*** Document extract
The UK Government has recently concluded (Department for Energy Security and Net Zero, 2004) that there is limited scope to improve how interconnector flows are managed as unilateral action by NESO would conflict with the UK’s agreements regarding electricity trading with the EU and Norway. This is problematic for proponents of a reformed national market as modelling has shown that improved management of flows across the interconnectors could significantly diminish the benefits of a transition to zonal pricing. A failure to improve this aspect of the national market would see a continued reliance on expensive redispatch measures, at least until the UK can implement a more efficient trading regime with the EU and Norway.

A reform of the current TNUoS regime was also identified as a key component of a reformed national market. Under the existing market arrangement, investors are exposed to TNUoS charges on a locational basis; they are thus a key driver of siting decisions for generators and other large assets. However, several participants outlined that TNUoS charges are increasingly volatile and unreliable, and unrepresentative of the future electricity network configuration. While under a zonal market, TNUoS will still be required to recover the capital costs of network reinforcement, these charges would play a less significant role in locational investment decisions. Under a reformed national market they would remain a key driver of siting decisions; there would therefore be a need to redesign the methodology by which TNUoS charges are calculated. Ofgem recently advised that a cap and floor be introduced as the difficulty of estimating the long-term trend of TNUoS charges has become a barrier to investment (Ofgem, 2024).
******
*** Supplied entries
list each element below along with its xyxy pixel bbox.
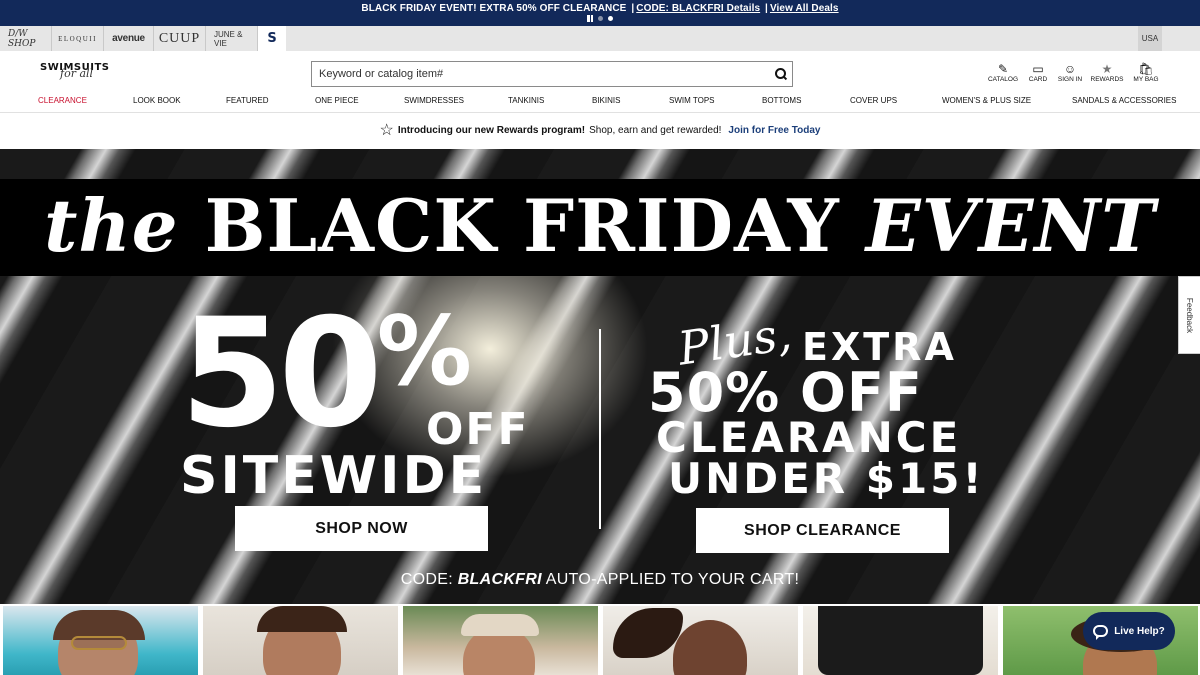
hero-title-event: EVENT: [865, 183, 1156, 268]
main-navigation: CLEARANCE LOOK BOOK FEATURED ONE PIECE S…: [0, 89, 1200, 113]
nav-item-look-book[interactable]: LOOK BOOK: [133, 96, 181, 105]
rewards-link[interactable]: ★ REWARDS: [1086, 62, 1128, 83]
nav-item-featured[interactable]: FEATURED: [226, 96, 269, 105]
search-input[interactable]: [312, 68, 770, 80]
product-tile[interactable]: [403, 606, 598, 675]
rewards-headline: Introducing our new Rewards program!: [397, 125, 586, 136]
catalog-label: CATALOG: [987, 76, 1019, 83]
header-utilities: ✎ CATALOG ▭ CARD ☺ SIGN IN ★ REWARDS 🛍 M…: [984, 62, 1164, 83]
live-help-label: Live Help?: [1114, 625, 1165, 637]
credit-card-icon: ▭: [1032, 62, 1044, 76]
feedback-label: Feedback: [1185, 297, 1195, 333]
code-suffix: AUTO-APPLIED TO YOUR CART!: [545, 571, 800, 588]
shopping-bag-icon: 🛍: [1138, 62, 1154, 76]
feedback-tab[interactable]: Feedback: [1178, 276, 1200, 354]
promo-separator: |: [765, 3, 768, 14]
promo-separator: |: [631, 3, 635, 14]
search-icon[interactable]: [770, 63, 792, 85]
join-rewards-link[interactable]: Join for Free Today: [728, 125, 820, 136]
product-tile[interactable]: [603, 606, 798, 675]
carousel-dot[interactable]: [598, 16, 603, 21]
promo-carousel-controls: [0, 15, 1200, 22]
hero-divider: [599, 329, 601, 529]
promo-code: BLACKFRI: [457, 571, 542, 588]
site-logo[interactable]: SWIMSUITS for all: [40, 62, 110, 80]
nav-item-one-piece[interactable]: ONE PIECE: [315, 96, 359, 105]
rewards-announcement: ☆ Introducing our new Rewards program! S…: [0, 113, 1200, 148]
search-bar: [311, 61, 793, 87]
nav-item-swim-tops[interactable]: SWIM TOPS: [669, 96, 715, 105]
promo-code-note: CODE: BLACKFRI AUTO-APPLIED TO YOUR CART…: [0, 571, 1200, 589]
account-icon: ☺: [1063, 62, 1077, 76]
promo-message: BLACK FRIDAY EVENT! EXTRA 50% OFF CLEARA…: [361, 3, 627, 14]
card-label: CARD: [1028, 76, 1048, 83]
hero-title: the BLACK FRIDAY EVENT: [0, 183, 1200, 268]
country-selector[interactable]: USA: [1138, 26, 1162, 51]
sitewide-label: SITEWIDE: [180, 446, 488, 506]
hero-title-the: the: [44, 183, 179, 268]
nav-item-bottoms[interactable]: BOTTOMS: [762, 96, 801, 105]
star-icon: ★: [1101, 62, 1113, 76]
rewards-label: REWARDS: [1090, 76, 1124, 83]
promo-code-details-link[interactable]: CODE: BLACKFRI Details: [636, 3, 760, 14]
nav-item-clearance[interactable]: CLEARANCE: [38, 96, 87, 105]
promo-bar: BLACK FRIDAY EVENT! EXTRA 50% OFF CLEARA…: [0, 0, 1200, 26]
sign-in-label: SIGN IN: [1057, 76, 1083, 83]
product-tile[interactable]: [203, 606, 398, 675]
hero-banner[interactable]: the BLACK FRIDAY EVENT 50% OFF SITEWIDE …: [0, 149, 1200, 604]
nav-item-bikinis[interactable]: BIKINIS: [592, 96, 620, 105]
sign-in-link[interactable]: ☺ SIGN IN: [1054, 62, 1086, 83]
shop-clearance-button[interactable]: SHOP CLEARANCE: [696, 508, 949, 553]
sitewide-percent-number: 50: [180, 287, 383, 461]
my-bag-label: MY BAG: [1133, 76, 1159, 83]
under-price-label: UNDER $15!: [668, 454, 985, 503]
brand-tab-cuup[interactable]: CUUP: [154, 26, 206, 51]
rewards-description: Shop, earn and get rewarded!: [589, 125, 722, 136]
code-prefix: CODE:: [400, 571, 453, 588]
shop-now-button[interactable]: SHOP NOW: [235, 506, 488, 551]
brand-tab-dw-shop[interactable]: D/W SHOP: [0, 26, 52, 51]
my-bag-link[interactable]: 🛍 MY BAG: [1128, 62, 1164, 83]
product-tile[interactable]: [803, 606, 998, 675]
site-header: SWIMSUITS for all ✎ CATALOG ▭ CARD ☺ SIG…: [0, 51, 1200, 89]
nav-item-tankinis[interactable]: TANKINIS: [508, 96, 544, 105]
nav-item-swimdresses[interactable]: SWIMDRESSES: [404, 96, 464, 105]
catalog-link[interactable]: ✎ CATALOG: [984, 62, 1022, 83]
view-all-deals-link[interactable]: View All Deals: [770, 3, 839, 14]
star-outline-icon: ☆: [379, 121, 394, 139]
product-tiles: [0, 606, 1200, 675]
brand-tab-june-vie[interactable]: JUNE & VIE: [206, 26, 258, 51]
nav-item-womens-plus-size[interactable]: WOMEN'S & PLUS SIZE: [942, 96, 1031, 105]
nav-item-cover-ups[interactable]: COVER UPS: [850, 96, 897, 105]
hero-title-black-friday: BLACK FRIDAY: [204, 183, 840, 268]
nav-item-sandals-accessories[interactable]: SANDALS & ACCESSORIES: [1072, 96, 1176, 105]
catalog-icon: ✎: [997, 62, 1009, 76]
pause-icon[interactable]: [587, 15, 593, 22]
card-link[interactable]: ▭ CARD: [1022, 62, 1054, 83]
product-tile[interactable]: [3, 606, 198, 675]
brand-tab-swimsuits-current[interactable]: S: [258, 26, 286, 51]
sitewide-percent-sign: %: [376, 297, 472, 407]
brand-tab-avenue[interactable]: avenue: [104, 26, 154, 51]
brand-tabs: D/W SHOP ELOQUII avenue CUUP JUNE & VIE …: [0, 26, 1200, 51]
chat-icon: [1093, 625, 1109, 640]
promo-text-line: BLACK FRIDAY EVENT! EXTRA 50% OFF CLEARA…: [0, 0, 1200, 14]
live-help-button[interactable]: Live Help?: [1083, 612, 1175, 650]
carousel-dot-active[interactable]: [608, 16, 613, 21]
brand-tab-eloquii[interactable]: ELOQUII: [52, 26, 104, 51]
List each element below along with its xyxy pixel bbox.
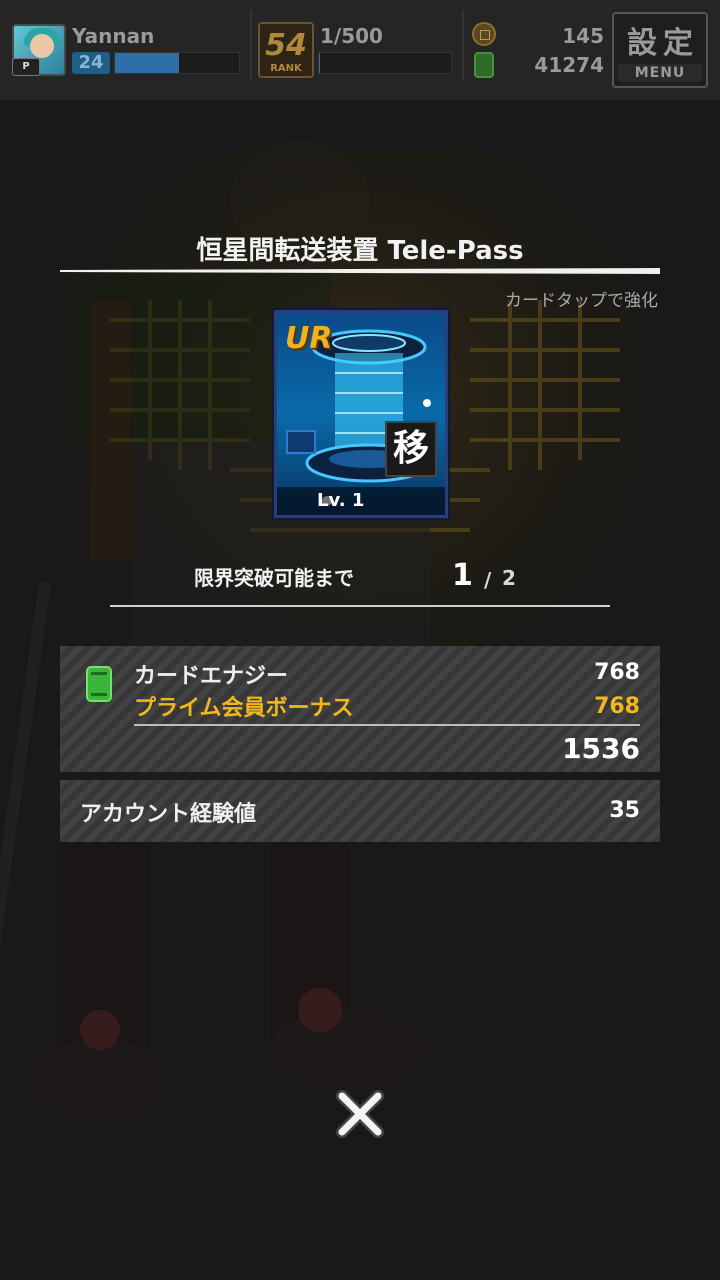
header-divider — [462, 10, 464, 80]
player-exp-bar — [114, 52, 240, 74]
card-energy-label: カードエナジー — [134, 664, 289, 689]
account-exp-panel: アカウント経験値 35 — [60, 780, 660, 842]
card-type-badge: 移 — [385, 421, 437, 477]
modal-title: 恒星間転送装置 Tele-Pass — [196, 236, 524, 266]
card-rarity-badge: UR — [285, 321, 333, 356]
rank-progress: 1/500 — [320, 24, 383, 48]
player-level: 24 — [72, 52, 110, 74]
account-exp-value: 35 — [609, 798, 640, 823]
menu-button[interactable]: 設定 MENU — [612, 12, 708, 88]
limit-break-max: 2 — [502, 566, 516, 590]
prime-bonus-value: 768 — [594, 694, 640, 719]
menu-label: MENU — [618, 64, 702, 82]
rank-icon: 54 RANK — [258, 22, 314, 78]
prime-bonus-label: プライム会員ボーナス — [134, 696, 354, 721]
rank-progress-bar — [318, 52, 452, 74]
menu-kanji-label: 設定 — [627, 26, 699, 61]
close-x-icon — [336, 1090, 384, 1138]
energy-can-icon — [474, 52, 494, 78]
energy-total-value: 1536 — [562, 732, 640, 765]
card-level: Lv. 1 — [317, 490, 365, 511]
limit-break-separator: / — [484, 568, 492, 592]
energy-can-icon — [86, 666, 112, 702]
card-energy-panel: カードエナジー 768 プライム会員ボーナス 768 1536 — [60, 646, 660, 772]
tap-to-enhance-hint: カードタップで強化 — [505, 291, 658, 311]
top-status-bar: P Yannan 24 54 RANK 1/500 145 41274 設定 M… — [0, 0, 720, 100]
energy-count: 41274 — [534, 53, 604, 77]
close-button[interactable] — [330, 1086, 390, 1142]
player-exp-fill — [115, 53, 180, 73]
avatar-face — [30, 34, 54, 58]
account-exp-label: アカウント経験値 — [80, 802, 257, 827]
ur-card[interactable]: UR 移 Lv. 1 — [274, 310, 448, 518]
coin-icon — [472, 22, 496, 46]
limit-break-label: 限界突破可能まで — [194, 566, 354, 590]
limit-break-current: 1 — [452, 558, 473, 593]
prime-badge: P — [12, 58, 40, 76]
rank-word: RANK — [270, 63, 302, 74]
player-name: Yannan — [72, 24, 155, 48]
card-energy-value: 768 — [594, 660, 640, 685]
rank-number: 54 — [265, 28, 307, 63]
energy-total-divider — [134, 724, 640, 726]
coin-count: 145 — [562, 24, 604, 48]
title-underline — [60, 268, 660, 274]
header-divider — [250, 10, 252, 80]
limit-break-divider — [110, 605, 610, 607]
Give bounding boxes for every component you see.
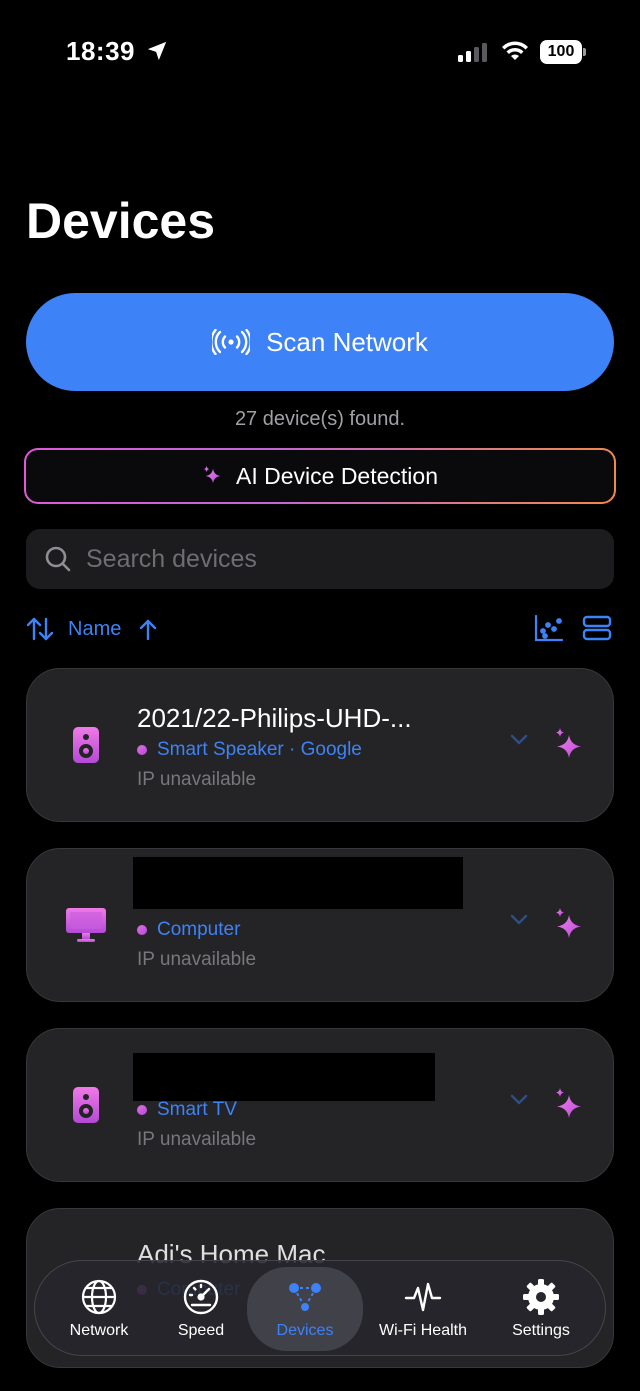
******
**Tasks to complete**
a: In the passage on UK electricity market reform, what did Ofgem recently advise introducing for TNUoS charges?
b: Please continue the passage on UK electricity market reform from the point where it stops.

**Answers for this exercise**
a: A cap and floor.

b:
Alongside reforms to TNUoS, developments in long-term transmission planning were cited by proponents as a key argument in favour of a reformed national market. Scenarios which see a significant expansion of capacity on the transmission system, particularly between Scotland and England, have been shown to reduce the benefits of zonal pricing (LCP Delta, 2024). A key question which needs to be addressed in this argument is the extent to which NESO’s ambitious network plans – the Holistic Network Design subsequent updates – can be delivered. Large scale transmission projects are challenging to deliver, with multiple regulatory, planning, financial and supply chain constraints. If ambition does not match reality, the case for a reformed national market would diminish. Several participants cited the need for a better understanding of the realistic timeframes for reinforcing the transmission system as this forms a key part of the argument for a reformed national market.

Participants also pointed out that improved dispatching of assets in the balancing mechanism would enhance the current national market. Although this is based on the logic that the least cost mix of bids (to turn down) and offers (to turn up) are selected by NESO, there are often cases when certain technologies are not selected, or ‘skipped’. This is a particular issue for battery storage, a technology which will play a crucial role in optimising a largely renewables-based system. It was outlined at the forum that improving storage and skip rates has been a priority for NESO and this will require updated dispatch software and processes.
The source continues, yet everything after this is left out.